-- Begin --
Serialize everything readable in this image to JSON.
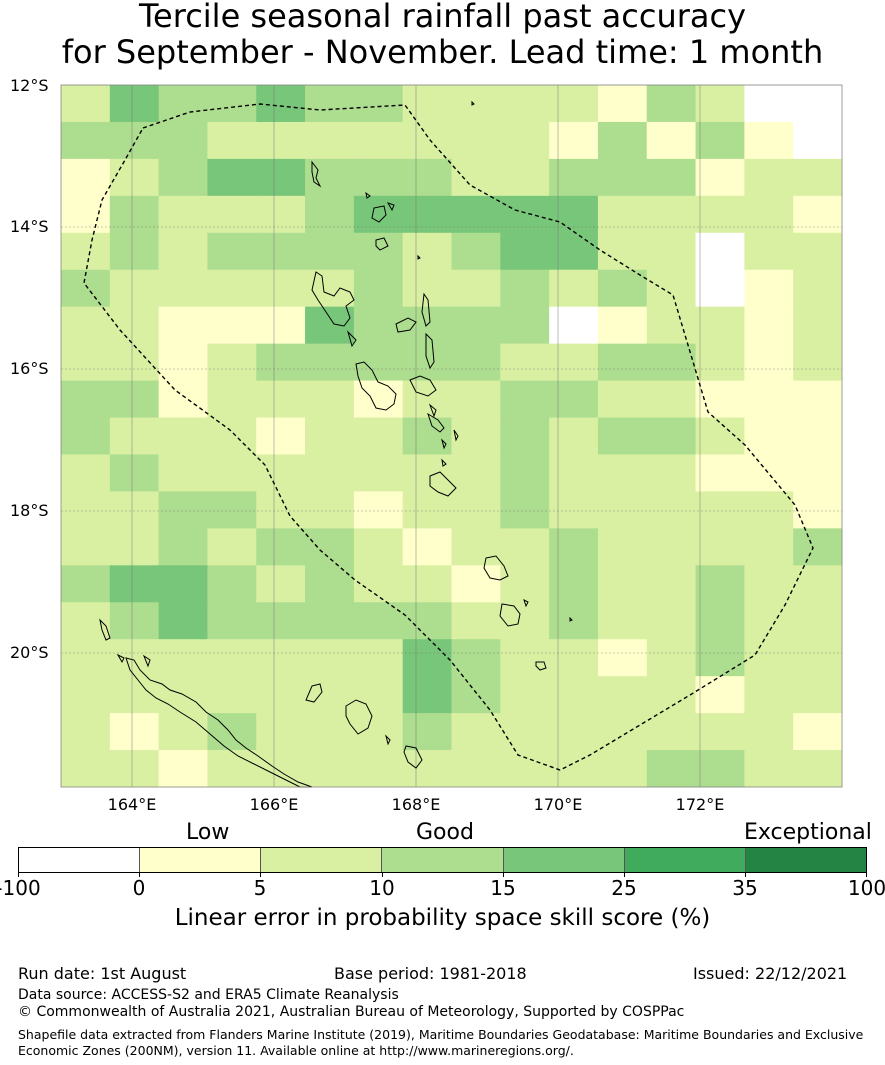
{
  "title": {
    "line1": "Tercile seasonal rainfall past accuracy",
    "line2": "for September - November. Lead time: 1 month"
  },
  "axes": {
    "lat_labels": [
      "12°S",
      "14°S",
      "16°S",
      "18°S",
      "20°S"
    ],
    "lon_labels": [
      "164°E",
      "166°E",
      "168°E",
      "170°E",
      "172°E"
    ]
  },
  "categories": {
    "low": "Low",
    "good": "Good",
    "exceptional": "Exceptional"
  },
  "colorbar": {
    "colors": [
      "#ffffff",
      "#ffffcc",
      "#d9f0a3",
      "#addd8e",
      "#78c679",
      "#41ab5d",
      "#238443"
    ],
    "ticks": [
      "-100",
      "0",
      "5",
      "10",
      "15",
      "25",
      "35",
      "100"
    ],
    "label": "Linear error in probability space skill score (%)"
  },
  "footer": {
    "run_date": "Run date: 1st August",
    "base_period": "Base period: 1981-2018",
    "issued": "Issued: 22/12/2021",
    "data_source": "Data source: ACCESS-S2 and ERA5 Climate Reanalysis",
    "copyright": "© Commonwealth of Australia 2021, Australian Bureau of Meteorology, Supported by COSPPac",
    "shapefile": "Shapefile data extracted from Flanders Marine Institute (2019), Maritime Boundaries Geodatabase: Maritime Boundaries and Exclusive Economic Zones (200NM), version 11. Available online at http://www.marineregions.org/."
  },
  "grid": {
    "description_rows_top_to_bottom": "class index per cell, 0=white(-100..0),1=0..5,2=5..10,3=10..15,4=15..25",
    "rows": [
      [
        2,
        4,
        3,
        3,
        4,
        3,
        3,
        2,
        2,
        2,
        2,
        1,
        3,
        2,
        0,
        0
      ],
      [
        3,
        3,
        3,
        2,
        2,
        2,
        2,
        2,
        2,
        2,
        1,
        3,
        1,
        3,
        1,
        0
      ],
      [
        1,
        2,
        3,
        4,
        4,
        3,
        3,
        3,
        2,
        2,
        3,
        3,
        3,
        1,
        2,
        2
      ],
      [
        1,
        3,
        2,
        2,
        2,
        3,
        4,
        4,
        4,
        4,
        4,
        2,
        2,
        2,
        2,
        1
      ],
      [
        2,
        3,
        2,
        3,
        3,
        3,
        3,
        2,
        3,
        4,
        4,
        2,
        2,
        0,
        2,
        2
      ],
      [
        3,
        2,
        2,
        2,
        2,
        2,
        3,
        2,
        2,
        3,
        2,
        3,
        2,
        0,
        1,
        2
      ],
      [
        2,
        2,
        1,
        1,
        1,
        4,
        3,
        3,
        3,
        3,
        0,
        1,
        2,
        2,
        1,
        2
      ],
      [
        2,
        2,
        1,
        2,
        3,
        3,
        3,
        3,
        3,
        2,
        2,
        3,
        3,
        2,
        1,
        2
      ],
      [
        3,
        3,
        1,
        2,
        2,
        2,
        1,
        2,
        2,
        3,
        3,
        2,
        2,
        1,
        1,
        1
      ],
      [
        3,
        2,
        2,
        2,
        1,
        2,
        2,
        3,
        2,
        3,
        2,
        3,
        3,
        2,
        1,
        1
      ],
      [
        2,
        3,
        2,
        2,
        2,
        2,
        2,
        2,
        2,
        3,
        2,
        2,
        2,
        1,
        1,
        1
      ],
      [
        2,
        2,
        3,
        3,
        2,
        2,
        1,
        2,
        2,
        3,
        2,
        2,
        2,
        2,
        2,
        1
      ],
      [
        2,
        2,
        3,
        2,
        3,
        3,
        2,
        1,
        2,
        2,
        3,
        2,
        2,
        2,
        2,
        3
      ],
      [
        3,
        4,
        4,
        3,
        2,
        3,
        2,
        2,
        1,
        2,
        3,
        2,
        2,
        3,
        2,
        2
      ],
      [
        2,
        3,
        4,
        3,
        3,
        3,
        3,
        3,
        2,
        2,
        3,
        2,
        2,
        3,
        2,
        2
      ],
      [
        2,
        2,
        2,
        2,
        2,
        2,
        2,
        4,
        3,
        2,
        2,
        1,
        2,
        3,
        2,
        2
      ],
      [
        2,
        2,
        2,
        2,
        2,
        2,
        2,
        4,
        3,
        2,
        2,
        2,
        2,
        1,
        2,
        2
      ],
      [
        2,
        1,
        2,
        3,
        2,
        2,
        2,
        3,
        2,
        2,
        2,
        2,
        2,
        2,
        2,
        1
      ],
      [
        2,
        2,
        1,
        2,
        2,
        2,
        2,
        2,
        2,
        2,
        2,
        2,
        3,
        3,
        2,
        2
      ]
    ]
  }
}
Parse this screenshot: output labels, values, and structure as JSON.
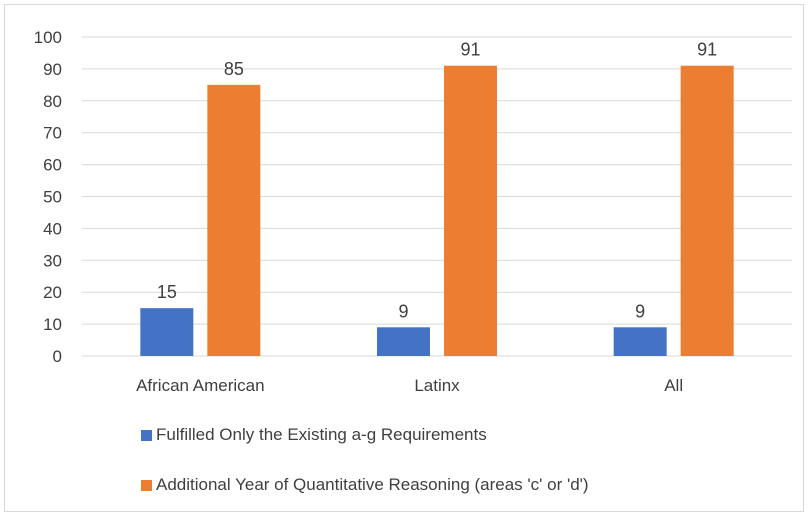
{
  "chart_data": {
    "type": "bar",
    "title": "",
    "xlabel": "",
    "ylabel": "",
    "categories": [
      "African American",
      "Latinx",
      "All"
    ],
    "ylim": [
      0,
      100
    ],
    "yticks": [
      0,
      10,
      20,
      30,
      40,
      50,
      60,
      70,
      80,
      90,
      100
    ],
    "grid": true,
    "legend_position": "bottom",
    "data_labels": true,
    "series": [
      {
        "name": "Fulfilled Only the Existing a-g Requirements",
        "color": "#4472c4",
        "values": [
          15,
          9,
          9
        ]
      },
      {
        "name": "Additional Year of Quantitative Reasoning (areas 'c' or 'd')",
        "color": "#ed7d31",
        "values": [
          85,
          91,
          91
        ]
      }
    ]
  }
}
-- End --
Given instruction:
Say how many lines include the word "JSON"; reply with the number alone.

Correct response:
2